EXCERPTED TEXT:
Yet, as recent conversations with Rachel Adler have pushed me to see, I do have a normative vision of a just Judaism. Can theology serve as its source and ground? The answer, a heavily qualified yes, points to the current tension in my work. When I name myself a feminist theorist, I lose the religious dimension of my vocation, specifically the ways the ethics embedded in Exodus, and emphasized in Reform Judaism, shape my sense of what constitutes right relationships. I used to think it was sufficient to describe my vision as simply feminist; now I want to acknowledge the religious framework out of which my feminism emerges. Yet, I remain wary of the easy slippage between acknowledging the precarious religious ground on which one stands and imposing the ground of that vision on others.
But perhaps to ask if theology can serve as source and ground is to ask the wrong question, to put more weight on the theological discourse than it can bear. In discussion, my teacher Bob Flanagan countered that the term could suggest more: reflection on practice with reference to the visions of real life and power embedded there, the individual and social consequences of these visions, and the committed proposal of some visions and rejection of others. I want to hold on to theological reflection yet recognize that too often theology aligns with power relations differently. Thus, at this moment, I am a (reluctant) theologian.
Jennifer Betlinda Thompson
My background, Black Baptist and Black Spiritualist, seems at first glance contradictory, even confusing, which is the reason I choose to think of this essay as a geography rather than an autobiography. To borrow the words of a seventies gospel song, "I've come up the rough side of the mountain," yet, by God's grace, I have synthesized and integrated my family's diverse religious traditions and am deeply spiritual in my own way.

SET EXERCISE 1:
Extract, unchanged, the stretch of entries from the first line through the line containing "cell-l: 33 bbox=[101, 435, 150, 486]".

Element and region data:
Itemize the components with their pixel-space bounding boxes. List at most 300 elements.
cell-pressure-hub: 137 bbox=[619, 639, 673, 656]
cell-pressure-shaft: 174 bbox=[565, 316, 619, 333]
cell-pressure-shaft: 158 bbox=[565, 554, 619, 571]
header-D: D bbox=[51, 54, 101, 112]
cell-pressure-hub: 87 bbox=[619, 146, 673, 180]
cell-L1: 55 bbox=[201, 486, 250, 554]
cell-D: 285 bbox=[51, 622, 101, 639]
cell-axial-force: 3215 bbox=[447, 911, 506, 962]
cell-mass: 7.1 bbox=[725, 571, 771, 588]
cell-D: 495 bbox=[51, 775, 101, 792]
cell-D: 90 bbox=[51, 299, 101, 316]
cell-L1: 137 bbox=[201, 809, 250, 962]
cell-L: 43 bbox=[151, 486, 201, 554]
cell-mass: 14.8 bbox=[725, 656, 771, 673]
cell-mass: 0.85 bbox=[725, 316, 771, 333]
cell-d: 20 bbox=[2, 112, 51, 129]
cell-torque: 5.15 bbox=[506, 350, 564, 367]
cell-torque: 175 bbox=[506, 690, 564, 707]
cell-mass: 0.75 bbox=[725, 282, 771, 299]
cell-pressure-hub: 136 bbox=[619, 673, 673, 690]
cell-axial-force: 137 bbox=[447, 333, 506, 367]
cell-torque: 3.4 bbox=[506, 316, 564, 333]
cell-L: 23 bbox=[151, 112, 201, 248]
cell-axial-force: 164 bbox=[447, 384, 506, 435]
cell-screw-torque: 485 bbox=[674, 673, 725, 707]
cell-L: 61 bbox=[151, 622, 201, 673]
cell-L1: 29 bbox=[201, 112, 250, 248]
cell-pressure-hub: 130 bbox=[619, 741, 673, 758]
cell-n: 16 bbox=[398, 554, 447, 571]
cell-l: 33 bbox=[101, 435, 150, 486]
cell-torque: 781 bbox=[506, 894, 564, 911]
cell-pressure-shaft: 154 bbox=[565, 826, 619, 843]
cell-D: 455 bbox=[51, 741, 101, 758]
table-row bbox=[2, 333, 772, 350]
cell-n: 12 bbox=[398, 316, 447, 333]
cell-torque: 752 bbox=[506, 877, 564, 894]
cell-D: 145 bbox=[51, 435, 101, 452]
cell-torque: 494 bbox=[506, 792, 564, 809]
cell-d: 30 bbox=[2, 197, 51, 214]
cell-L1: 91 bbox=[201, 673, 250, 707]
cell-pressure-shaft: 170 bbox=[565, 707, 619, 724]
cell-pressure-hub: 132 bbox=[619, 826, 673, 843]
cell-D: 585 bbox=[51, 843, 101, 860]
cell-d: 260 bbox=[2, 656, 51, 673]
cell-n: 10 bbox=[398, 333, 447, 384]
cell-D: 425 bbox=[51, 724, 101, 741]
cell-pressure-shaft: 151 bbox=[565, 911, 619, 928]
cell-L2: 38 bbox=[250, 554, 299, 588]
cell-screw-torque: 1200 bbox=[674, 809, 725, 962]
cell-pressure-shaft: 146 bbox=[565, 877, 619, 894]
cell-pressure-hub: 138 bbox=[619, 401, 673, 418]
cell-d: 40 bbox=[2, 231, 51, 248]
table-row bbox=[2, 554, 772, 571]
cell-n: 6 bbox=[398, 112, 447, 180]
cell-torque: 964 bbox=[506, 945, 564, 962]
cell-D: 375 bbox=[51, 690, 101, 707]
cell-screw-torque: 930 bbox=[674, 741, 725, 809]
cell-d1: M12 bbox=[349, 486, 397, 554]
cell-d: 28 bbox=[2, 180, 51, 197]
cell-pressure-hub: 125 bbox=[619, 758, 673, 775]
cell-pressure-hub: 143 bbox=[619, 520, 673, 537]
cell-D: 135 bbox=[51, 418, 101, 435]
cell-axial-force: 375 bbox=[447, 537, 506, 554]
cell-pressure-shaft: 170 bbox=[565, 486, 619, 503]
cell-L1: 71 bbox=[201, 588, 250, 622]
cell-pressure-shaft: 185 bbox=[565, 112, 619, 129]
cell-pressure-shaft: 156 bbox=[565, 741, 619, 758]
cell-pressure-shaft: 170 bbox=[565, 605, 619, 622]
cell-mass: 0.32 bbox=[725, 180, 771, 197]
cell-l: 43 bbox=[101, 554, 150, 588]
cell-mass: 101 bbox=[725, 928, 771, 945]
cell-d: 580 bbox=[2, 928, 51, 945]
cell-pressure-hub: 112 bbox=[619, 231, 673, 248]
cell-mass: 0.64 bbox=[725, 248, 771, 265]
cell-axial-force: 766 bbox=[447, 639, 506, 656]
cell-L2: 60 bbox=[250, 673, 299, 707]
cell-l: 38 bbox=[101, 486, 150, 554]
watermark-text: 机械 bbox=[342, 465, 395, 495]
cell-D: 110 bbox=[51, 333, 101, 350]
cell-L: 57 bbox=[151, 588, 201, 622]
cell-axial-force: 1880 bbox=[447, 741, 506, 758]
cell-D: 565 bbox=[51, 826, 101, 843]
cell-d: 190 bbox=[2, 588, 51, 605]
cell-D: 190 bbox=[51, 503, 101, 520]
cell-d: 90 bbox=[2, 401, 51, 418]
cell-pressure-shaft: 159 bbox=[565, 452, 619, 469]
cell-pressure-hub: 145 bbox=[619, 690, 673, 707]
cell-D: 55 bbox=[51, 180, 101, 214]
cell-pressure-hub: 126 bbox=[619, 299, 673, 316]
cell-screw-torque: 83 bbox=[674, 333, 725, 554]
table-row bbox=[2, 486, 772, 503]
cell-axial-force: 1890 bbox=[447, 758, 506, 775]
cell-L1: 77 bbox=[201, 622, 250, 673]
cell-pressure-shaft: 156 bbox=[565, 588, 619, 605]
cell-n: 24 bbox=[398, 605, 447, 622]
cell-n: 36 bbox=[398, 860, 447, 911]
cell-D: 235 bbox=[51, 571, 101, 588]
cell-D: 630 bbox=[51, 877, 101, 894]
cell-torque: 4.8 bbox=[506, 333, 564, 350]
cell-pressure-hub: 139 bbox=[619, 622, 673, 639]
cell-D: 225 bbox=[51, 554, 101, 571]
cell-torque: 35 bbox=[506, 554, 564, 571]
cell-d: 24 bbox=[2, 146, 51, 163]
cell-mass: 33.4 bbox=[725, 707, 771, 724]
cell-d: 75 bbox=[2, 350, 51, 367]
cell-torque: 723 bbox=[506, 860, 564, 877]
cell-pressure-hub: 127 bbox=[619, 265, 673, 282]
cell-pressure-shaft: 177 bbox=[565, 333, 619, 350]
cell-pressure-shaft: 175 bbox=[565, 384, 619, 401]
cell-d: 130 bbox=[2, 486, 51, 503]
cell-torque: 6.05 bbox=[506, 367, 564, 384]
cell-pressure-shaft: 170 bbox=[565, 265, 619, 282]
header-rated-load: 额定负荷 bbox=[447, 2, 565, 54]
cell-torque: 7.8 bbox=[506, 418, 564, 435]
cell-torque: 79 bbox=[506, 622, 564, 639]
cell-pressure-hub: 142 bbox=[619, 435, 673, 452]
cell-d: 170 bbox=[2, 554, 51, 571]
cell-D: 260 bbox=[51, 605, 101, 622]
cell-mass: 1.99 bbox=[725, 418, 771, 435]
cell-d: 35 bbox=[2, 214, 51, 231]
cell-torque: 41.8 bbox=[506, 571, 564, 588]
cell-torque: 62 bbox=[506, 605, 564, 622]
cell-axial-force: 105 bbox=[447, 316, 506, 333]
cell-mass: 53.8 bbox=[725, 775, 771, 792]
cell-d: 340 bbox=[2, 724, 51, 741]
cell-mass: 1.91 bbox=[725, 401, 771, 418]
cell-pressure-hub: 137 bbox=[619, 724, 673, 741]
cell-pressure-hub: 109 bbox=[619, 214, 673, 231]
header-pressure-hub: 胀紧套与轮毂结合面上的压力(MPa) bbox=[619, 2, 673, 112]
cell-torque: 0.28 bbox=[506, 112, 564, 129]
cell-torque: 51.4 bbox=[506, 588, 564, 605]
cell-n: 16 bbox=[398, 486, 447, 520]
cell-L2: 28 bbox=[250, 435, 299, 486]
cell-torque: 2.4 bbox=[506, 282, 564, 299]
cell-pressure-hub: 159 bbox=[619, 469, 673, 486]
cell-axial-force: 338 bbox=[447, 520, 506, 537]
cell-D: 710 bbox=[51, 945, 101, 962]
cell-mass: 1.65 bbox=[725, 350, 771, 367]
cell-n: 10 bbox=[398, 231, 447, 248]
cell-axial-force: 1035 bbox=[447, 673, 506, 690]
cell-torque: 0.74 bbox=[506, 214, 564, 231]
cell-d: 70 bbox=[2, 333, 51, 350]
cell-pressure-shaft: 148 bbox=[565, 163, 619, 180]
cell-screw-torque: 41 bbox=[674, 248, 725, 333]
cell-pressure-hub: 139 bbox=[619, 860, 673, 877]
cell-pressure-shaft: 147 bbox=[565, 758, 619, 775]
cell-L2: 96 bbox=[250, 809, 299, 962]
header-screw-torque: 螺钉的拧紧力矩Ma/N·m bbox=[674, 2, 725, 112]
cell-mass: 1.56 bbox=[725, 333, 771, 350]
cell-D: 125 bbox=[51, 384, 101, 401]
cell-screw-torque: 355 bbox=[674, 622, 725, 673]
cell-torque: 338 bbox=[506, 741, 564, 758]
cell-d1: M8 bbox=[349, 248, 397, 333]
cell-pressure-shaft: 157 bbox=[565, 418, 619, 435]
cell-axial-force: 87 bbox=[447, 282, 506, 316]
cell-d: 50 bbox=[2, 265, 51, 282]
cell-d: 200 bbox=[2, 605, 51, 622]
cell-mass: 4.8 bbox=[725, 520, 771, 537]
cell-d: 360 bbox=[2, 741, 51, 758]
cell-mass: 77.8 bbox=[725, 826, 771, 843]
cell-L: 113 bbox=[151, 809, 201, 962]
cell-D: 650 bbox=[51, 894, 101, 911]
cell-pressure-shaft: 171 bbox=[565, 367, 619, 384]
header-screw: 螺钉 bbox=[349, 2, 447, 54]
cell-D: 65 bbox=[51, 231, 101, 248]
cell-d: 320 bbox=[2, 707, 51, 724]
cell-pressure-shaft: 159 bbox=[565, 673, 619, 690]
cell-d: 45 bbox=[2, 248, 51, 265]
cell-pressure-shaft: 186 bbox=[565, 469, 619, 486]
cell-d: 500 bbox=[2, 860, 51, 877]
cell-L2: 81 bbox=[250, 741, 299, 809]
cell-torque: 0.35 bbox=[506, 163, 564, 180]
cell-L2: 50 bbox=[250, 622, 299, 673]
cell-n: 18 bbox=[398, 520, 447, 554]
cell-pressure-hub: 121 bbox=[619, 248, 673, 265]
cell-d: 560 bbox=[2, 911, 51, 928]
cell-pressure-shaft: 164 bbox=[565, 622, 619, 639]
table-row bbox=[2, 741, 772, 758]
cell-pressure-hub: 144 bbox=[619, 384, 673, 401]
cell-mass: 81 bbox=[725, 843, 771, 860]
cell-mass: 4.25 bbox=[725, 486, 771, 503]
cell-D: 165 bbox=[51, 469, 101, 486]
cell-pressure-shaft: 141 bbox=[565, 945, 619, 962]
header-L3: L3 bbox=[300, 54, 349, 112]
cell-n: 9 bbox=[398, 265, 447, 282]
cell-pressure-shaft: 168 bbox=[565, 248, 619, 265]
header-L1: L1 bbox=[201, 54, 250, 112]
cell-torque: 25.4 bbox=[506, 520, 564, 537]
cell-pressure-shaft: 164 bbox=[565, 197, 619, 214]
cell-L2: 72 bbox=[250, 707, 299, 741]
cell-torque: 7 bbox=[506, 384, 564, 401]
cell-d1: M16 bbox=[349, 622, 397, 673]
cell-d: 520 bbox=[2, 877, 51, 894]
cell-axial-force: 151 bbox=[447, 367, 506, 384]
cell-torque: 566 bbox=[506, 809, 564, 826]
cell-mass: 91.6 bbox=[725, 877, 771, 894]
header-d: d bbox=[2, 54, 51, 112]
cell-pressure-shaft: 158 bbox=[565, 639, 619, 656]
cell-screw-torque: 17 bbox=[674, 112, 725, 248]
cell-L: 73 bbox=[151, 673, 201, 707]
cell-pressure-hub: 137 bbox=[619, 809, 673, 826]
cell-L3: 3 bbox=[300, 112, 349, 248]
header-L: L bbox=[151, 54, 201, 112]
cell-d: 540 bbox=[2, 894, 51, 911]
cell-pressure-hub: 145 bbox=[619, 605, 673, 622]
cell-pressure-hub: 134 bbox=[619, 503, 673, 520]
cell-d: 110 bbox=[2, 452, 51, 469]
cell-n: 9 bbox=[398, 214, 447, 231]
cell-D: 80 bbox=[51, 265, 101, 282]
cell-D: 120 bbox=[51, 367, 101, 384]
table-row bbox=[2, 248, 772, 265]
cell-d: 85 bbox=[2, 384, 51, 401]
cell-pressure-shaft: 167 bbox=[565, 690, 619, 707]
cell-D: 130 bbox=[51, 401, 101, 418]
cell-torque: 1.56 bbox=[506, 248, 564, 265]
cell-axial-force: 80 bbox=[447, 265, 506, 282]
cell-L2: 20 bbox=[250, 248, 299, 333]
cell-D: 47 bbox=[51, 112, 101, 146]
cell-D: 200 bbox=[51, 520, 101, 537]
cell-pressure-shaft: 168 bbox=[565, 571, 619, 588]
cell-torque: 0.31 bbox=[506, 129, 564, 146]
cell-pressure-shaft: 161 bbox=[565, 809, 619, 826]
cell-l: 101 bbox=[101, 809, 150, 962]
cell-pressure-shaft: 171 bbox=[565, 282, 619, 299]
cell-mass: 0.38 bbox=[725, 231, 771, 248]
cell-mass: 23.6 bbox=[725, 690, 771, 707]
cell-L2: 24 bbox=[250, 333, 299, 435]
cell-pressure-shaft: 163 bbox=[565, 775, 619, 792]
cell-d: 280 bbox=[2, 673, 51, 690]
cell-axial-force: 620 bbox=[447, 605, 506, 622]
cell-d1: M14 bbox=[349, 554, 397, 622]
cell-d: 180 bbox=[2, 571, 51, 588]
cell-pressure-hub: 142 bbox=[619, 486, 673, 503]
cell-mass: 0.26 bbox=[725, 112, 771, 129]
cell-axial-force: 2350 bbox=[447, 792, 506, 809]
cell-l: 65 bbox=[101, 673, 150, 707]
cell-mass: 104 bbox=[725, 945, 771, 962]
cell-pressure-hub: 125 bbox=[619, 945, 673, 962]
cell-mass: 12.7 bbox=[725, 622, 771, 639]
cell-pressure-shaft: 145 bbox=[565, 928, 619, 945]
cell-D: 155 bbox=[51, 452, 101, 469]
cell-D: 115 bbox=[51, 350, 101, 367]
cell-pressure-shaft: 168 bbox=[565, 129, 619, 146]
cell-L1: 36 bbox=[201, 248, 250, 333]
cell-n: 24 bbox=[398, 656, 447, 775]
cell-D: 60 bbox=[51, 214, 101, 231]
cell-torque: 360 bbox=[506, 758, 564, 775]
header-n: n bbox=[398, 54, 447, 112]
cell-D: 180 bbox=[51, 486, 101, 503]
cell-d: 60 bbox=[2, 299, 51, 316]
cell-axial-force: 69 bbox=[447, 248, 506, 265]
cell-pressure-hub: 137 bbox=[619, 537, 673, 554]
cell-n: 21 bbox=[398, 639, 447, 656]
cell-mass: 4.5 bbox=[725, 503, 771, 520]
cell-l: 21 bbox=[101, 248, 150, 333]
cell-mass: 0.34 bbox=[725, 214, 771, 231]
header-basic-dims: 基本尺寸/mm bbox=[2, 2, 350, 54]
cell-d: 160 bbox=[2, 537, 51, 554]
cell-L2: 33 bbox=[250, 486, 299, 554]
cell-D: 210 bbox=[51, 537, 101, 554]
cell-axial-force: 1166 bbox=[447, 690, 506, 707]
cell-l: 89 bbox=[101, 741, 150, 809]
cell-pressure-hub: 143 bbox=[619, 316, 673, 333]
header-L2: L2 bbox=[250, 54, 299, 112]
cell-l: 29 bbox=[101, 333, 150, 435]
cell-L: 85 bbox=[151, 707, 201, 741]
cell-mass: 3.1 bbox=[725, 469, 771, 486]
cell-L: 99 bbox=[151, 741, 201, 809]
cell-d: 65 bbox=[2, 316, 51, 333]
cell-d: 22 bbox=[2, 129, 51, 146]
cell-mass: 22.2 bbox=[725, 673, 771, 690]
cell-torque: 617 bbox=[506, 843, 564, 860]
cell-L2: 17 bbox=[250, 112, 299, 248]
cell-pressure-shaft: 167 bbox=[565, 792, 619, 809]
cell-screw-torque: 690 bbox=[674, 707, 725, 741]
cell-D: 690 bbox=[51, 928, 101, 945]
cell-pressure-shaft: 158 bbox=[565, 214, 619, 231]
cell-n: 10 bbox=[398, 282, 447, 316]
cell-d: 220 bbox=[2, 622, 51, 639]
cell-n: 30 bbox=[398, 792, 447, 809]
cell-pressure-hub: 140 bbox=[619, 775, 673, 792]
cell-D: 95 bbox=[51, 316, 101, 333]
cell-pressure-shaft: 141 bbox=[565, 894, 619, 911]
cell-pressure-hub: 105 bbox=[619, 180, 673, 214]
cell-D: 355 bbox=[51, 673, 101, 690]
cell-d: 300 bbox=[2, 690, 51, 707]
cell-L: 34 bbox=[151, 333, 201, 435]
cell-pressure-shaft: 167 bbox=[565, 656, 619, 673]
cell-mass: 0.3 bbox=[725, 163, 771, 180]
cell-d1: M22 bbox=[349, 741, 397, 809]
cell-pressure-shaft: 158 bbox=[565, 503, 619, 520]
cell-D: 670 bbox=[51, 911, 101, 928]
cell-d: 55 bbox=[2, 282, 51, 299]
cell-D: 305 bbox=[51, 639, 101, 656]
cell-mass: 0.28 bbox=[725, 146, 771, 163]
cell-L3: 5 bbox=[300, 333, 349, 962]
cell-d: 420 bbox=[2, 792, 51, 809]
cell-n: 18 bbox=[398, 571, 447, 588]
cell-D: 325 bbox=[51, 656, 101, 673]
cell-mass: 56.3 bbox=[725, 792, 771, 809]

SET EXERCISE 2:
In the excerpted text, who is the teacher who countered that the term could suggest more?

EXERCISE RESPONSE 1:
Itemize the components with their pixel-space bounding boxes. List at most 300 elements.
cell-pressure-hub: 137 bbox=[619, 639, 673, 656]
cell-pressure-shaft: 174 bbox=[565, 316, 619, 333]
cell-pressure-shaft: 158 bbox=[565, 554, 619, 571]
header-D: D bbox=[51, 54, 101, 112]
cell-pressure-hub: 87 bbox=[619, 146, 673, 180]
cell-L1: 55 bbox=[201, 486, 250, 554]
cell-D: 285 bbox=[51, 622, 101, 639]
cell-axial-force: 3215 bbox=[447, 911, 506, 962]
cell-mass: 7.1 bbox=[725, 571, 771, 588]
cell-D: 495 bbox=[51, 775, 101, 792]
cell-D: 90 bbox=[51, 299, 101, 316]
cell-L1: 137 bbox=[201, 809, 250, 962]
cell-L: 43 bbox=[151, 486, 201, 554]
cell-mass: 14.8 bbox=[725, 656, 771, 673]
cell-mass: 0.85 bbox=[725, 316, 771, 333]
cell-d: 20 bbox=[2, 112, 51, 129]
cell-torque: 5.15 bbox=[506, 350, 564, 367]
cell-torque: 175 bbox=[506, 690, 564, 707]
cell-mass: 0.75 bbox=[725, 282, 771, 299]
cell-pressure-hub: 136 bbox=[619, 673, 673, 690]
cell-axial-force: 137 bbox=[447, 333, 506, 367]
cell-torque: 3.4 bbox=[506, 316, 564, 333]
cell-L: 23 bbox=[151, 112, 201, 248]
cell-axial-force: 164 bbox=[447, 384, 506, 435]
cell-screw-torque: 485 bbox=[674, 673, 725, 707]
cell-L: 61 bbox=[151, 622, 201, 673]
cell-L1: 29 bbox=[201, 112, 250, 248]
cell-pressure-hub: 130 bbox=[619, 741, 673, 758]
cell-n: 16 bbox=[398, 554, 447, 571]
cell-l: 33 bbox=[101, 435, 150, 486]

EXERCISE RESPONSE 2:
Bob Flanagan